* Your instructions *
Starting with the line that includes "What text is on this page?", write out every remaining line of the records below exactly as it appears, leaving out any images.

********

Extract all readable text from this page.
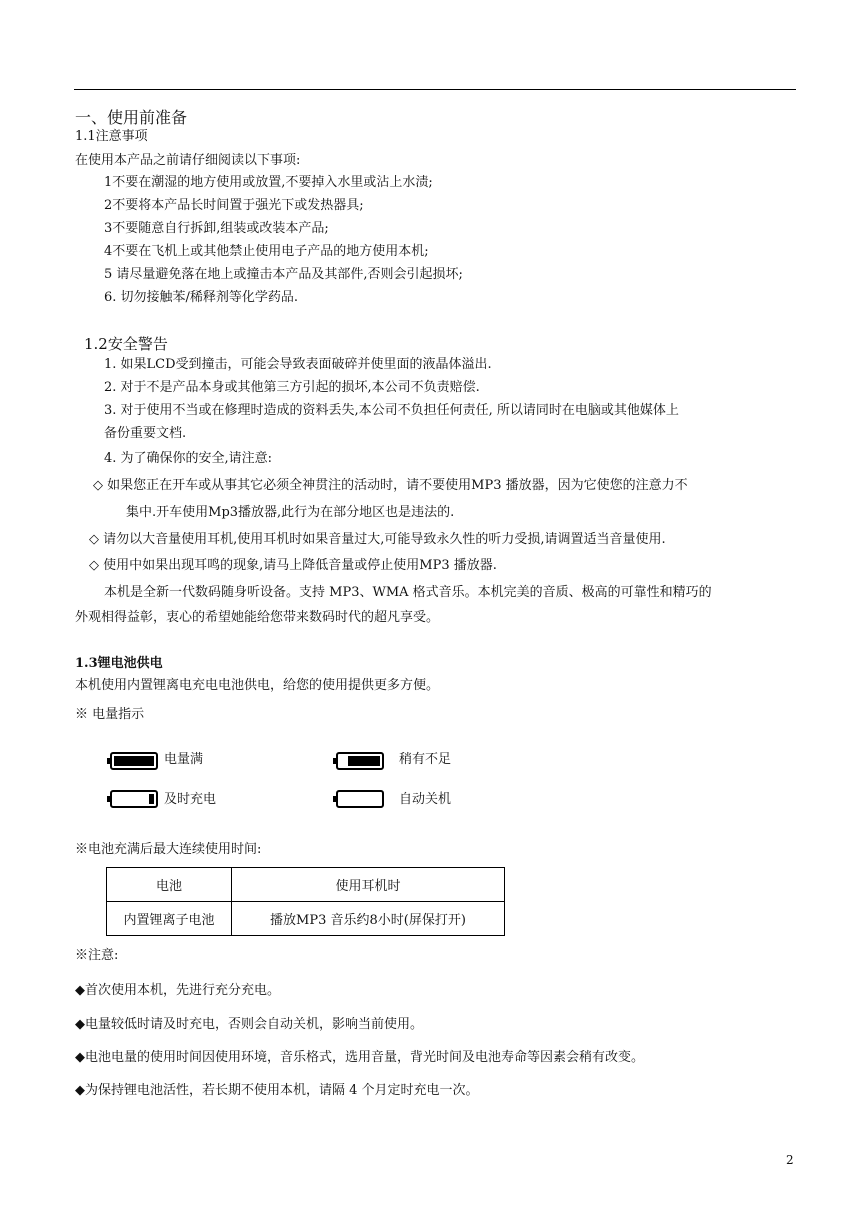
一、使用前准备
1.1注意事项
在使用本产品之前请仔细阅读以下事项:
1不要在潮湿的地方使用或放置,不要掉入水里或沾上水渍;
2不要将本产品长时间置于强光下或发热器具;
3不要随意自行拆卸,组装或改装本产品;
4不要在飞机上或其他禁止使用电子产品的地方使用本机;
5 请尽量避免落在地上或撞击本产品及其部件,否则会引起损坏;
6. 切勿接触苯/稀释剂等化学药品.
1.2安全警告
1. 如果LCD受到撞击，可能会导致表面破碎并使里面的液晶体溢出.
2. 对于不是产品本身或其他第三方引起的损坏,本公司不负责赔偿.
3. 对于使用不当或在修理时造成的资料丢失,本公司不负担任何责任, 所以请同时在电脑或其他媒体上
备份重要文档.
4. 为了确保你的安全,请注意:
◇ 如果您正在开车或从事其它必须全神贯注的活动时，请不要使用MP3 播放器，因为它使您的注意力不
集中.开车使用Mp3播放器,此行为在部分地区也是违法的.
◇ 请勿以大音量使用耳机,使用耳机时如果音量过大,可能导致永久性的听力受损,请调置适当音量使用.
◇ 使用中如果出现耳鸣的现象,请马上降低音量或停止使用MP3 播放器.
本机是全新一代数码随身听设备。支持 MP3、WMA 格式音乐。本机完美的音质、极高的可靠性和精巧的
外观相得益彰，衷心的希望她能给您带来数码时代的超凡享受。
1.3锂电池供电
本机使用内置锂离电充电电池供电，给您的使用提供更多方便。
※ 电量指示
电量满	稍有不足
及时充电	自动关机
※电池充满后最大连续使用时间:
电池	使用耳机时
内置锂离子电池	播放MP3 音乐约8小时(屏保打开)
※注意:
◆首次使用本机，先进行充分充电。
◆电量较低时请及时充电，否则会自动关机，影响当前使用。
◆电池电量的使用时间因使用环境，音乐格式，选用音量，背光时间及电池寿命等因素会稍有改变。
◆为保持锂电池活性，若长期不使用本机，请隔 4 个月定时充电一次。
2
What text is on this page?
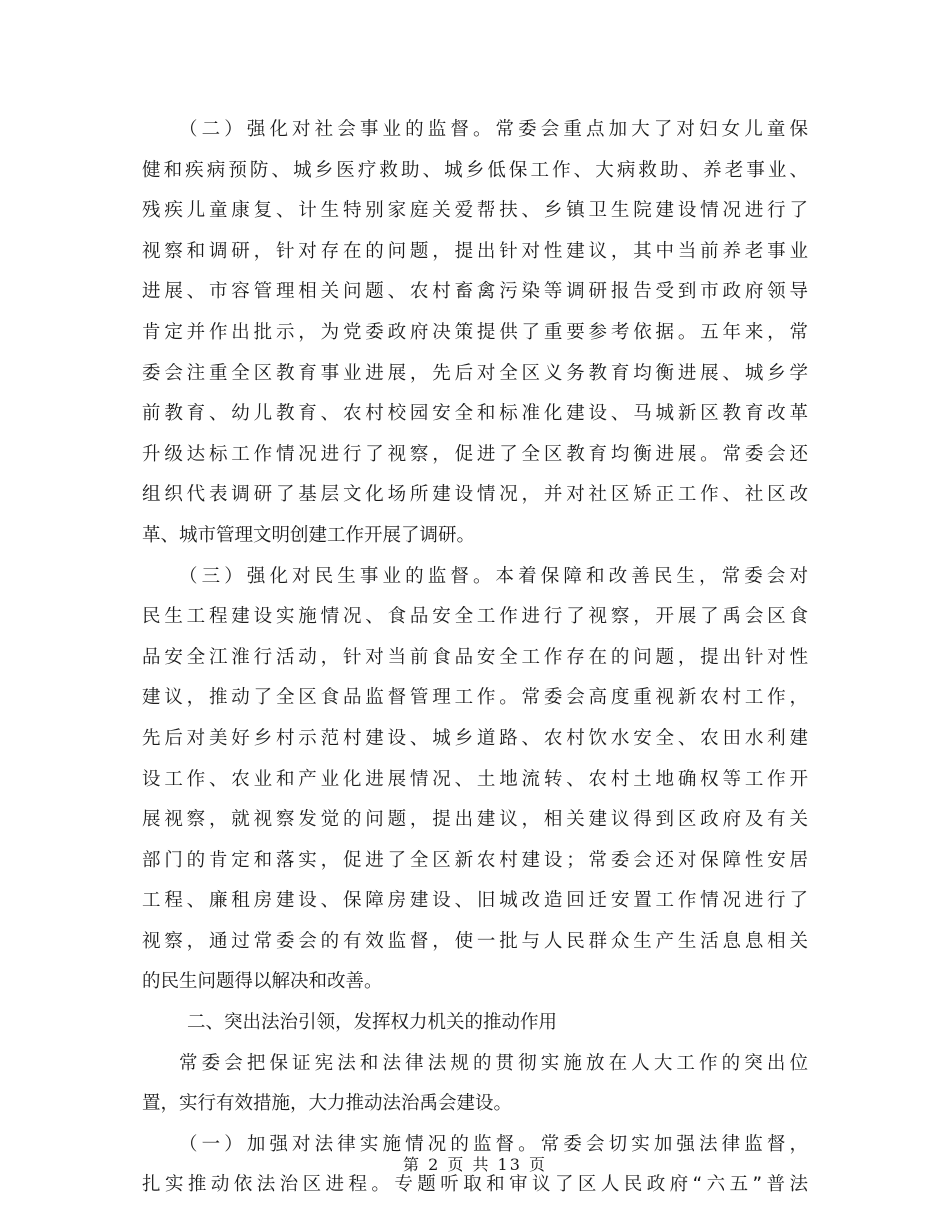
（二）强化对社会事业的监督。常委会重点加大了对妇女儿童保
健和疾病预防、城乡医疗救助、城乡低保工作、大病救助、养老事业、
残疾儿童康复、计生特别家庭关爱帮扶、乡镇卫生院建设情况进行了
视察和调研，针对存在的问题，提出针对性建议，其中当前养老事业
进展、市容管理相关问题、农村畜禽污染等调研报告受到市政府领导
肯定并作出批示，为党委政府决策提供了重要参考依据。五年来，常
委会注重全区教育事业进展，先后对全区义务教育均衡进展、城乡学
前教育、幼儿教育、农村校园安全和标准化建设、马城新区教育改革
升级达标工作情况进行了视察，促进了全区教育均衡进展。常委会还
组织代表调研了基层文化场所建设情况，并对社区矫正工作、社区改
革、城市管理文明创建工作开展了调研。
（三）强化对民生事业的监督。本着保障和改善民生，常委会对
民生工程建设实施情况、食品安全工作进行了视察，开展了禹会区食
品安全江淮行活动，针对当前食品安全工作存在的问题，提出针对性
建议，推动了全区食品监督管理工作。常委会高度重视新农村工作，
先后对美好乡村示范村建设、城乡道路、农村饮水安全、农田水利建
设工作、农业和产业化进展情况、土地流转、农村土地确权等工作开
展视察，就视察发觉的问题，提出建议，相关建议得到区政府及有关
部门的肯定和落实，促进了全区新农村建设；常委会还对保障性安居
工程、廉租房建设、保障房建设、旧城改造回迁安置工作情况进行了
视察，通过常委会的有效监督，使一批与人民群众生产生活息息相关
的民生问题得以解决和改善。
二、突出法治引领，发挥权力机关的推动作用
常委会把保证宪法和法律法规的贯彻实施放在人大工作的突出位
置，实行有效措施，大力推动法治禹会建设。
（一）加强对法律实施情况的监督。常委会切实加强法律监督，
扎实推动依法治区进程。专题听取和审议了区人民政府“六五”普法
第 2 页 共 13 页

********

* Reply to the exercise *
What text is on this page?
（二）强化对社会事业的监督。常委会重点加大了对妇女儿童保
健和疾病预防、城乡医疗救助、城乡低保工作、大病救助、养老事业、
残疾儿童康复、计生特别家庭关爱帮扶、乡镇卫生院建设情况进行了
视察和调研，针对存在的问题，提出针对性建议，其中当前养老事业
进展、市容管理相关问题、农村畜禽污染等调研报告受到市政府领导
肯定并作出批示，为党委政府决策提供了重要参考依据。五年来，常
委会注重全区教育事业进展，先后对全区义务教育均衡进展、城乡学
前教育、幼儿教育、农村校园安全和标准化建设、马城新区教育改革
升级达标工作情况进行了视察，促进了全区教育均衡进展。常委会还
组织代表调研了基层文化场所建设情况，并对社区矫正工作、社区改
革、城市管理文明创建工作开展了调研。
（三）强化对民生事业的监督。本着保障和改善民生，常委会对
民生工程建设实施情况、食品安全工作进行了视察，开展了禹会区食
品安全江淮行活动，针对当前食品安全工作存在的问题，提出针对性
建议，推动了全区食品监督管理工作。常委会高度重视新农村工作，
先后对美好乡村示范村建设、城乡道路、农村饮水安全、农田水利建
设工作、农业和产业化进展情况、土地流转、农村土地确权等工作开
展视察，就视察发觉的问题，提出建议，相关建议得到区政府及有关
部门的肯定和落实，促进了全区新农村建设；常委会还对保障性安居
工程、廉租房建设、保障房建设、旧城改造回迁安置工作情况进行了
视察，通过常委会的有效监督，使一批与人民群众生产生活息息相关
的民生问题得以解决和改善。
二、突出法治引领，发挥权力机关的推动作用
常委会把保证宪法和法律法规的贯彻实施放在人大工作的突出位
置，实行有效措施，大力推动法治禹会建设。
（一）加强对法律实施情况的监督。常委会切实加强法律监督，
扎实推动依法治区进程。专题听取和审议了区人民政府“六五”普法
第 2 页 共 13 页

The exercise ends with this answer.